Records from a data source:
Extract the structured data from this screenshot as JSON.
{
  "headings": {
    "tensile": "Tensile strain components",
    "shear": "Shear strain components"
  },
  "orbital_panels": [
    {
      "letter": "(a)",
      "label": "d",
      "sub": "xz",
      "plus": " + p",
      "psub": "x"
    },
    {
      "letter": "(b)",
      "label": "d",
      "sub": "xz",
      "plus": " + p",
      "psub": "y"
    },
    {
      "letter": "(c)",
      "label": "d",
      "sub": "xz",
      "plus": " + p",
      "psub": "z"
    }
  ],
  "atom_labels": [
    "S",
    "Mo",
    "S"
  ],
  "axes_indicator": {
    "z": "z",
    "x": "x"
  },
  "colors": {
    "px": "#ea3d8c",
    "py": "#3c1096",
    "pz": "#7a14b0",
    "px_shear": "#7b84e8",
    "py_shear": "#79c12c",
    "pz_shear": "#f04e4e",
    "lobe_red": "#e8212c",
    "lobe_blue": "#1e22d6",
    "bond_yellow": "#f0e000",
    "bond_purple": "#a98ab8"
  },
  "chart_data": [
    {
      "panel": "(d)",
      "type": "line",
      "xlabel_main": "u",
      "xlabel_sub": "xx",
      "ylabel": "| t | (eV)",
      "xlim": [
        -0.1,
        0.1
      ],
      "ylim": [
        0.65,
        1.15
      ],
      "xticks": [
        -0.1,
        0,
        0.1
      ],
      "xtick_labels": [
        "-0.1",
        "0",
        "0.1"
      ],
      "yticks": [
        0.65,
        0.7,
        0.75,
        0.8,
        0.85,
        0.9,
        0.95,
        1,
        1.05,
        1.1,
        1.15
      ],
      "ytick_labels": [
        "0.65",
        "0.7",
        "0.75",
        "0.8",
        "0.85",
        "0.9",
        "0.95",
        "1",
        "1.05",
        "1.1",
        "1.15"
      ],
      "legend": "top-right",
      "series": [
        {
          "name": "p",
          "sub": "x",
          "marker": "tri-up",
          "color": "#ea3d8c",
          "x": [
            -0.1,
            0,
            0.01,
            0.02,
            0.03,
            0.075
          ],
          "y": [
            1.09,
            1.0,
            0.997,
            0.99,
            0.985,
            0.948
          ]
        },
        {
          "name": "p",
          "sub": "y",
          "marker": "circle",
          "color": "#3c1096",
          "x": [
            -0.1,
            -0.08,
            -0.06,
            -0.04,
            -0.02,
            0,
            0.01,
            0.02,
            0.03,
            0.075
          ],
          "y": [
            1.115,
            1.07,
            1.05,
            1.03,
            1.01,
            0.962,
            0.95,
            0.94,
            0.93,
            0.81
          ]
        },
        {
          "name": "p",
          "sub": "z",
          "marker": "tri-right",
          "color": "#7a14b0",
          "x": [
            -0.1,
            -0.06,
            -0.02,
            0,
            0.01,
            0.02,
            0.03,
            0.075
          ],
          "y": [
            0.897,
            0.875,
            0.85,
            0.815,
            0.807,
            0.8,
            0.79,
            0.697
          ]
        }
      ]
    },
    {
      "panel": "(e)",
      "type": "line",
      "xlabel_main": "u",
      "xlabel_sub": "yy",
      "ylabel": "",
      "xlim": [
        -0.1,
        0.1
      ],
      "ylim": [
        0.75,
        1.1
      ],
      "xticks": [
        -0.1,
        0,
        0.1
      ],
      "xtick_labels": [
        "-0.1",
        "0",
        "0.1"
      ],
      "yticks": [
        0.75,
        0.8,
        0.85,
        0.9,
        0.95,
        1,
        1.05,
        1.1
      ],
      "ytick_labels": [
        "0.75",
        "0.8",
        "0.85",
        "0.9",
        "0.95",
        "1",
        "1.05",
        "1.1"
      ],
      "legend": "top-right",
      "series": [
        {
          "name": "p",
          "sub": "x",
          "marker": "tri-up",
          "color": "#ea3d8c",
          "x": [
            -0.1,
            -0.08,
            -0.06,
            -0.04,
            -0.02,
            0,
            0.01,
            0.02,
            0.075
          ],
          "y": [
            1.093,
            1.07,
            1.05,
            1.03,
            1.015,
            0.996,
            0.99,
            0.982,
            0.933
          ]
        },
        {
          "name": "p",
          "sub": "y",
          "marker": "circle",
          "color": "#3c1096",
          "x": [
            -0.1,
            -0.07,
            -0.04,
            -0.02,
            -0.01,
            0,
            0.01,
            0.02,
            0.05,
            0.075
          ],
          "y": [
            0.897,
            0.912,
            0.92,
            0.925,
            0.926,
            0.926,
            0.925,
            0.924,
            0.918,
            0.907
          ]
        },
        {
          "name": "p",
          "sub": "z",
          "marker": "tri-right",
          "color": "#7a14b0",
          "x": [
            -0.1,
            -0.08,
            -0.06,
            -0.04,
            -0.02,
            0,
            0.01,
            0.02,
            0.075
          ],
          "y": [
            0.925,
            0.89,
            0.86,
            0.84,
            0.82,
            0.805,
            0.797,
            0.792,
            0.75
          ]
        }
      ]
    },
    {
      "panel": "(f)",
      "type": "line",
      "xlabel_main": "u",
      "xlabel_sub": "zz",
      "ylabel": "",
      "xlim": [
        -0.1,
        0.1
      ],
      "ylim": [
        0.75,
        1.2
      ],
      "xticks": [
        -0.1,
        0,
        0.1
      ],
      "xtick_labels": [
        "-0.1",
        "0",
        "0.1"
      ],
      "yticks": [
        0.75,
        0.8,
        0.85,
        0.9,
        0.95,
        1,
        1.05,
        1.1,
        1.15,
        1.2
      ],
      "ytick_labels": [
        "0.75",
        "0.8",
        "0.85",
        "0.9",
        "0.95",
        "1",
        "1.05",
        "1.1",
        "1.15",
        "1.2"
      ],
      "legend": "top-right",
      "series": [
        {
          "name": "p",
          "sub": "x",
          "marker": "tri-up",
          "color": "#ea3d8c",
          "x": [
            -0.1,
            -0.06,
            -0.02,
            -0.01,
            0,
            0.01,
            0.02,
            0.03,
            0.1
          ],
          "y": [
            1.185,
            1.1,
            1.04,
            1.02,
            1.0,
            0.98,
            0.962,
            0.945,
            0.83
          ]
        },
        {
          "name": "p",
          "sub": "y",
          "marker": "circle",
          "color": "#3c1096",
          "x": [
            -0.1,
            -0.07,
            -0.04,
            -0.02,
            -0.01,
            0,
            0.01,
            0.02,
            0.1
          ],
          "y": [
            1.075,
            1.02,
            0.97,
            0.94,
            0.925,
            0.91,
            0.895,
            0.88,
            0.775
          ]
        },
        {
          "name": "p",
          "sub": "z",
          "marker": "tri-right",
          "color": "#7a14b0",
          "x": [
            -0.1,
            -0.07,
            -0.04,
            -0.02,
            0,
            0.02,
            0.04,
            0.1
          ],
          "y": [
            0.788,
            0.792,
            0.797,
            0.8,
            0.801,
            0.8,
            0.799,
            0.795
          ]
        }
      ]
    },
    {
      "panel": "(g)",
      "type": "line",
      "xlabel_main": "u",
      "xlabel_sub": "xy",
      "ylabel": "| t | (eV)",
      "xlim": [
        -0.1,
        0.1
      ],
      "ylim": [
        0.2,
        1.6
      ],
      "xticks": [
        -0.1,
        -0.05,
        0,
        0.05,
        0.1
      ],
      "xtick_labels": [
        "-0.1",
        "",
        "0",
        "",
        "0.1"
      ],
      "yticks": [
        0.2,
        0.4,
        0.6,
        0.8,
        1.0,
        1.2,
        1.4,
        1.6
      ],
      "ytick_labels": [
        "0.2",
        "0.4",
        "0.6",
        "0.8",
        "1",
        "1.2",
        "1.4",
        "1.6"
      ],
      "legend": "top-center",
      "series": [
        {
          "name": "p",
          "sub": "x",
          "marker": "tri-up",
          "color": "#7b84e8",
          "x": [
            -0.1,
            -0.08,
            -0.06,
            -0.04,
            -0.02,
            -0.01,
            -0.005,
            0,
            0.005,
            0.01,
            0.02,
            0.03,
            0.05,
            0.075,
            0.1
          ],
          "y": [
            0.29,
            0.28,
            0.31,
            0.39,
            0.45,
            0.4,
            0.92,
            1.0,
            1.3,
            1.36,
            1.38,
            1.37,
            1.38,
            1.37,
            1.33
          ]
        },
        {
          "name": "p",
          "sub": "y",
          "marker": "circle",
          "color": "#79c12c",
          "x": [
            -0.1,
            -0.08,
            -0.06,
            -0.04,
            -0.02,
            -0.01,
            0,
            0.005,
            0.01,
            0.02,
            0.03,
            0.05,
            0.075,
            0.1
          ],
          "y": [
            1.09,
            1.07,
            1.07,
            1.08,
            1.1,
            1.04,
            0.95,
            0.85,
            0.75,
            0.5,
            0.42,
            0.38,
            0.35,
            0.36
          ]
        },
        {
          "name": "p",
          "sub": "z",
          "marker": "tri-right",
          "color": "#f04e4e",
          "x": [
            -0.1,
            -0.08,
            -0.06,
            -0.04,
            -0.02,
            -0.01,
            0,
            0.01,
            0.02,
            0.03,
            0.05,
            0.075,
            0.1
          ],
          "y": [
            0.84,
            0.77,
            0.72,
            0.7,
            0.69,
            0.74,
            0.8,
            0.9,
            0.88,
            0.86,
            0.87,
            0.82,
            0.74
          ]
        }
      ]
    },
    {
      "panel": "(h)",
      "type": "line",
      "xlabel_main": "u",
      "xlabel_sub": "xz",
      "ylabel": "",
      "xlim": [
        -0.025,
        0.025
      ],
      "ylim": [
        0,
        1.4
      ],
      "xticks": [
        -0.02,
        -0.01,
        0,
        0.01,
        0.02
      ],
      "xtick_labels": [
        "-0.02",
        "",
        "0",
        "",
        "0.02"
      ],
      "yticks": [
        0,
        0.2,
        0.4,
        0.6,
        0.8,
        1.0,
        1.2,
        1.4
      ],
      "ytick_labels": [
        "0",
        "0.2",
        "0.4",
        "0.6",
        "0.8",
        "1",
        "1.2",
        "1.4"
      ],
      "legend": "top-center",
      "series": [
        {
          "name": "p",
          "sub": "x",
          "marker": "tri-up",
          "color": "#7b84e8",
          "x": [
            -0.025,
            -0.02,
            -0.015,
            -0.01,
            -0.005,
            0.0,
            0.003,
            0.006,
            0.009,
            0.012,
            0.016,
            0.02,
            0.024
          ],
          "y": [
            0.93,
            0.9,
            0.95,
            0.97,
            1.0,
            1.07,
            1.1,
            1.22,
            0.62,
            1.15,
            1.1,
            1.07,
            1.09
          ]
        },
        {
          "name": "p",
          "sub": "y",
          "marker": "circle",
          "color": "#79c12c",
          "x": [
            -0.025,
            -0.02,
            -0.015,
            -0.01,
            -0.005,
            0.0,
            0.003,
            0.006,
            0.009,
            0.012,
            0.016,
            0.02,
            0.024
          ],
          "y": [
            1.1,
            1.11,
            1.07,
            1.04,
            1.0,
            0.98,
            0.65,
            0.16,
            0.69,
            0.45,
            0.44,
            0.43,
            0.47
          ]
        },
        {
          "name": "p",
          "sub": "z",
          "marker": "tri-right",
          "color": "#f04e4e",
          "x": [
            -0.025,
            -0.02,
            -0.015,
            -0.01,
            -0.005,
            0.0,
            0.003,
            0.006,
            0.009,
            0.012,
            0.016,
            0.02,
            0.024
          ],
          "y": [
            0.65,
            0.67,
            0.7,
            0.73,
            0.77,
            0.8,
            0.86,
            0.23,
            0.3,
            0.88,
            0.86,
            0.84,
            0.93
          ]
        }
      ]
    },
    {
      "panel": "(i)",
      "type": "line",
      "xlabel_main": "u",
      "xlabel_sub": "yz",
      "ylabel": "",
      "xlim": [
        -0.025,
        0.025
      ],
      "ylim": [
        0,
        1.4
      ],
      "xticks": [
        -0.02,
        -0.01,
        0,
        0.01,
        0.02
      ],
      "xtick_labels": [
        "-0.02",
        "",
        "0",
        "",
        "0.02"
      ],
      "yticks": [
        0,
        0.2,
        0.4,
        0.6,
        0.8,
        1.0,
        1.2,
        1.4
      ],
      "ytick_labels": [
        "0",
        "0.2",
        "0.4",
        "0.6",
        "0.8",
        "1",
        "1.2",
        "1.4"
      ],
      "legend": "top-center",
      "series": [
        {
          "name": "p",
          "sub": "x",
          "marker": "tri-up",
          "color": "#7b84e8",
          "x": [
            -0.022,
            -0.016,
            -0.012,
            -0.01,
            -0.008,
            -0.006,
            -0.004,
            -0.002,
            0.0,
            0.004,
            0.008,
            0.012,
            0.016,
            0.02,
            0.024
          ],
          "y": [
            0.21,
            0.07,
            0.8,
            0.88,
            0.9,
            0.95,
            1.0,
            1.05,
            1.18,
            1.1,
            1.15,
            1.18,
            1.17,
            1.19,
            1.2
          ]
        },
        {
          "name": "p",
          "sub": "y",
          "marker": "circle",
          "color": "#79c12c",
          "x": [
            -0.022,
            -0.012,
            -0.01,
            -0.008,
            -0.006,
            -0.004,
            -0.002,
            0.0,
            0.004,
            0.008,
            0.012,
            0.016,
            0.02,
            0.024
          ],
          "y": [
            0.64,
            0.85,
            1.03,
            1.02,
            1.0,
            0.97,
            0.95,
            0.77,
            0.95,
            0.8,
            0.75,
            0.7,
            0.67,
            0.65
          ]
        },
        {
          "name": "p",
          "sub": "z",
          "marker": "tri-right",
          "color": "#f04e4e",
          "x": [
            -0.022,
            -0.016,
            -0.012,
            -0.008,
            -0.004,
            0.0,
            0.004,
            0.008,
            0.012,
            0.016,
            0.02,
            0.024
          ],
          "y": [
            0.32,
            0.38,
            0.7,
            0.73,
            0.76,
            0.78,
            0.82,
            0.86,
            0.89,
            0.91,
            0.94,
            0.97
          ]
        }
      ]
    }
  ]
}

GIVEN EXERCISE:
Using the entries above, state how many lines include the word "components", with no other words.

RESULT:
2